_Exercise task:_ Extend the Afghanistan conflict summary, picking up right after its final sentence.

_Page text:_
============================================================

Non-Status Quo Side: Afghan rebels

Region: South Asia & SW Asia

Conflict Type: External Intervention

Issues in Dispute: Governance, Strategic

Maps: [U Texas Afganistan maps]

Phase 1: 7/1973

Nationalist leader Daoud Khan in 1953 had tried to play the USSR against the US but fell in 1963 to a pro-US constitutional monarchy. In July 1973 a Daoud coup succeeded with aid from both branches of the Marxist PDPA party: Babrak Karmal's "Parcham", and the more militant "Khalq" of Nur Taraki and Hafizullah Amin. Daoud's failure to implement promised reforms reunited Khalq and Parcham in 1977. Violent demonstrations and arrests increased.

Phase 2: 4/27/1978

Daoud's death in a coup led to a Taraki government which the USSR recognized on April 30. The US maintained its ties. Karmal was exiled as an ambassador as violence continued. The Khalq government promoted land reform and women's rights which rural Afghans resisted. Widespread arrests led to Islamic fundamentalist attacks. On May 31 jets bombed rebel tribesmen. Increasing rural rebellions were met with bombing and napalm. In August Parcham officers were arrested in a coup implicating Karmal. Taraki and the USSR signed a treaty of friendship on December 4 and more Soviet advisers and equipment arrived. Rebel headquarters were established in Pakistan in January 1979 with reported aid from Iran, China and the US. US aid was cut following the US Ambassador's murder in February (with talk of Soviet complicity). As fighting escalated, Taraki was ousted by Amin in March, but his government faced increasingly serious trouble .

Phase 3: 12/24/1979

8,000 Soviet troops crossed into Afghanistan, followed by many more. Amin was executed on December 27 and Soviet-supported Karmal took power. The US embargoed grain sales, boycotted the Moscow Olympics and, along with India, China and Pakistan, supported rebel groups based in Pakistan. By 1986 Pakistan housed 3 million refugees, Iran 2 million. The UNGA annually condemned Soviet occupation and called for withdrawal. The USSR vetoed UNSC action, but good offices continued. With weapons such as US Stinger missiles, the rebels inflicted significant losses on Soviet aircraft, convoys and positions.

Settled: 2/9/1988

Soviet General Secretary Gorbachev announced withdrawal of all 115,000 Soviet troops beginning May 15. Following a UN-mediated agreement that permitted US aid to the rebels commensurate with Soviet aid to the Najibullah government, Soviet withdrawal was completed within nine months.

============================================================

_Given material:_

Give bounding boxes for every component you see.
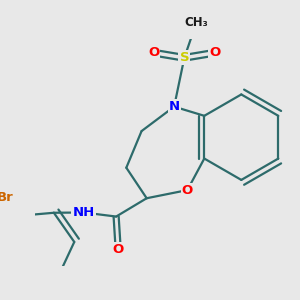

============================================================

_Final result:_
Subsequent developments:

While US-Russian designs for Afghanistan's future gradually converged, civil war continued between the Najibullah regime and multiple opposition groups until Najibullah's overthrow, and subsequently between ten ethnic groups supported by the arms network created by US allies against the Soviet occupation. In September 1994 a powerful Pushtun group, the Taliban, stridently fundamentalist and employing brutal enforcement methods, took over half the country. Unsuccessful rebel drives on Kabul to unseat President Burhannudin Rabbani over the next two years devastated the civilian population. UN mediation efforts continued, and in May 1996 the two chief factions agreed to form an interim government. But the three ethnic minorities controlling ten Northern provinces united as the only means of stopping the Taliban advance, promising to restore a moderate Islamic state. They temporarily stopped the Taliban's expansion, but the Taliban controlled 19 provinces.

Iranian invasion threats in 1998 highlighted the isolation of the Taliban regime, officially supported only by Pakistan. The bombing of two US embassies in Africa on August 7 1998 resulted in a US cruise missile attack on the Afghan camp of international terrorism bankroller Osama bin Laden, who continues nevertheless to enjoy Taliban protection. In 2000 some modest improvements were reported in Taliban's repressive domestic policies.